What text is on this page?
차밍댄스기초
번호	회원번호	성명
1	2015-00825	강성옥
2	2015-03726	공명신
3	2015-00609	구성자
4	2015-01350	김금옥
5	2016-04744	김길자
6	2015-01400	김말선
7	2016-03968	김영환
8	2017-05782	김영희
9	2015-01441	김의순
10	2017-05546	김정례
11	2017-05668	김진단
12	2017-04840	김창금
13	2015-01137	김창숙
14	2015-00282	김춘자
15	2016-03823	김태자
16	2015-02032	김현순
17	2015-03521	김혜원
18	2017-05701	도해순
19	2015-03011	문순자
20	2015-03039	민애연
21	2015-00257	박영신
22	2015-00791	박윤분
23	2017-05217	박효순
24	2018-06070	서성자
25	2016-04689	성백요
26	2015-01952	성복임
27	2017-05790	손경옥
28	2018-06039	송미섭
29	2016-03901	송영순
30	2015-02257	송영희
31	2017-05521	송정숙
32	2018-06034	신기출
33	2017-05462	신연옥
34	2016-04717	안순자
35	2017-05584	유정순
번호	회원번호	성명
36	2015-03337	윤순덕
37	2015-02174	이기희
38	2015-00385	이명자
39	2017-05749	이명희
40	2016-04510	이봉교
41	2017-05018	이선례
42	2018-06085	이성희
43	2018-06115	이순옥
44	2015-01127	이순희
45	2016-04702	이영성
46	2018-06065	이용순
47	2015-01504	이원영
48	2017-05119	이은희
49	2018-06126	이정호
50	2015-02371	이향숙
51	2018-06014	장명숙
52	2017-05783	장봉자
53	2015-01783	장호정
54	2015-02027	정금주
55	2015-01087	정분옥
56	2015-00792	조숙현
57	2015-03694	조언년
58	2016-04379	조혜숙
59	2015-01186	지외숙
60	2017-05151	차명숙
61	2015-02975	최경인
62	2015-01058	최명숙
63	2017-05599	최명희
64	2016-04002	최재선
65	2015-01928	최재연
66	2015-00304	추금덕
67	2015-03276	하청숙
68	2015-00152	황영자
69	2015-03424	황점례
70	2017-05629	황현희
•••
• _Directions for this task_:
Print again each line of the listing above, exactly as it appears.

• _In response_:
What text is on this page?
차밍댄스기초
번호	회원번호	성명
1	2015-00825	강성옥
2	2015-03726	공명신
3	2015-00609	구성자
4	2015-01350	김금옥
5	2016-04744	김길자
6	2015-01400	김말선
7	2016-03968	김영환
8	2017-05782	김영희
9	2015-01441	김의순
10	2017-05546	김정례
11	2017-05668	김진단
12	2017-04840	김창금
13	2015-01137	김창숙
14	2015-00282	김춘자
15	2016-03823	김태자
16	2015-02032	김현순
17	2015-03521	김혜원
18	2017-05701	도해순
19	2015-03011	문순자
20	2015-03039	민애연
21	2015-00257	박영신
22	2015-00791	박윤분
23	2017-05217	박효순
24	2018-06070	서성자
25	2016-04689	성백요
26	2015-01952	성복임
27	2017-05790	손경옥
28	2018-06039	송미섭
29	2016-03901	송영순
30	2015-02257	송영희
31	2017-05521	송정숙
32	2018-06034	신기출
33	2017-05462	신연옥
34	2016-04717	안순자
35	2017-05584	유정순
번호	회원번호	성명
36	2015-03337	윤순덕
37	2015-02174	이기희
38	2015-00385	이명자
39	2017-05749	이명희
40	2016-04510	이봉교
41	2017-05018	이선례
42	2018-06085	이성희
43	2018-06115	이순옥
44	2015-01127	이순희
45	2016-04702	이영성
46	2018-06065	이용순
47	2015-01504	이원영
48	2017-05119	이은희
49	2018-06126	이정호
50	2015-02371	이향숙
51	2018-06014	장명숙
52	2017-05783	장봉자
53	2015-01783	장호정
54	2015-02027	정금주
55	2015-01087	정분옥
56	2015-00792	조숙현
57	2015-03694	조언년
58	2016-04379	조혜숙
59	2015-01186	지외숙
60	2017-05151	차명숙
61	2015-02975	최경인
62	2015-01058	최명숙
63	2017-05599	최명희
64	2016-04002	최재선
65	2015-01928	최재연
66	2015-00304	추금덕
67	2015-03276	하청숙
68	2015-00152	황영자
69	2015-03424	황점례
70	2017-05629	황현희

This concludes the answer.